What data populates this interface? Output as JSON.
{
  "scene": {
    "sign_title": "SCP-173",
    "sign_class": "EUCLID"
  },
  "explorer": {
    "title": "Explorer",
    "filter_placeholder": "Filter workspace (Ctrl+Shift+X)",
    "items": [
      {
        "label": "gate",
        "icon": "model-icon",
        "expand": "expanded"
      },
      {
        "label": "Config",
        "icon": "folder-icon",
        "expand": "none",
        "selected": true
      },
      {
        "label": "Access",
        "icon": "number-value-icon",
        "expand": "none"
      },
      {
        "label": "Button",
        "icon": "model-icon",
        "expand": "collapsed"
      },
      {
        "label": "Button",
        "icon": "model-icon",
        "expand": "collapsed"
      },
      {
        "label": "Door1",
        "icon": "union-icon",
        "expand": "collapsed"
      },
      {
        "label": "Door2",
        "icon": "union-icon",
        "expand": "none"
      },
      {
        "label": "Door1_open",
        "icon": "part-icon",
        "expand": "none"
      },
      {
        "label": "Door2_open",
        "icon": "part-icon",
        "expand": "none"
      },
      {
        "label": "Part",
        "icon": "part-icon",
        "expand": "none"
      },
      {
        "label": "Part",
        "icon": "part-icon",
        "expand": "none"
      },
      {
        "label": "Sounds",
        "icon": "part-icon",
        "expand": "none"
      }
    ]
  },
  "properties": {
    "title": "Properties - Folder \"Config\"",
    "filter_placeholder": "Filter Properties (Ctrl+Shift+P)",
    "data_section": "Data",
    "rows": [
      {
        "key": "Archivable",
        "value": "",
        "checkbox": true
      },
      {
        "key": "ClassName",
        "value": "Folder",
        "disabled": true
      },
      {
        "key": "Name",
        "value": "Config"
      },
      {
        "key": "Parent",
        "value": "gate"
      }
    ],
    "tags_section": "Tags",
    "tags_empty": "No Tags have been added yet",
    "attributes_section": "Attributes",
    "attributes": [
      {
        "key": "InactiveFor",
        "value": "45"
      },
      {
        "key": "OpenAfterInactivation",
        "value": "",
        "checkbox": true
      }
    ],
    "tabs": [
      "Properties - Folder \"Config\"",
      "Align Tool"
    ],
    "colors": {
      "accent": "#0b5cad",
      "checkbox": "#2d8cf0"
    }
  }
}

### [Description of the task]
Extract all of the data above and output it character for character.

### [Exercise output]
What data populates this interface? Output as JSON.
{
  "scene": {
    "sign_title": "SCP-173",
    "sign_class": "EUCLID"
  },
  "explorer": {
    "title": "Explorer",
    "filter_placeholder": "Filter workspace (Ctrl+Shift+X)",
    "items": [
      {
        "label": "gate",
        "icon": "model-icon",
        "expand": "expanded"
      },
      {
        "label": "Config",
        "icon": "folder-icon",
        "expand": "none",
        "selected": true
      },
      {
        "label": "Access",
        "icon": "number-value-icon",
        "expand": "none"
      },
      {
        "label": "Button",
        "icon": "model-icon",
        "expand": "collapsed"
      },
      {
        "label": "Button",
        "icon": "model-icon",
        "expand": "collapsed"
      },
      {
        "label": "Door1",
        "icon": "union-icon",
        "expand": "collapsed"
      },
      {
        "label": "Door2",
        "icon": "union-icon",
        "expand": "none"
      },
      {
        "label": "Door1_open",
        "icon": "part-icon",
        "expand": "none"
      },
      {
        "label": "Door2_open",
        "icon": "part-icon",
        "expand": "none"
      },
      {
        "label": "Part",
        "icon": "part-icon",
        "expand": "none"
      },
      {
        "label": "Part",
        "icon": "part-icon",
        "expand": "none"
      },
      {
        "label": "Sounds",
        "icon": "part-icon",
        "expand": "none"
      }
    ]
  },
  "properties": {
    "title": "Properties - Folder \"Config\"",
    "filter_placeholder": "Filter Properties (Ctrl+Shift+P)",
    "data_section": "Data",
    "rows": [
      {
        "key": "Archivable",
        "value": "",
        "checkbox": true
      },
      {
        "key": "ClassName",
        "value": "Folder",
        "disabled": true
      },
      {
        "key": "Name",
        "value": "Config"
      },
      {
        "key": "Parent",
        "value": "gate"
      }
    ],
    "tags_section": "Tags",
    "tags_empty": "No Tags have been added yet",
    "attributes_section": "Attributes",
    "attributes": [
      {
        "key": "InactiveFor",
        "value": "45"
      },
      {
        "key": "OpenAfterInactivation",
        "value": "",
        "checkbox": true
      }
    ],
    "tabs": [
      "Properties - Folder \"Config\"",
      "Align Tool"
    ],
    "colors": {
      "accent": "#0b5cad",
      "checkbox": "#2d8cf0"
    }
  }
}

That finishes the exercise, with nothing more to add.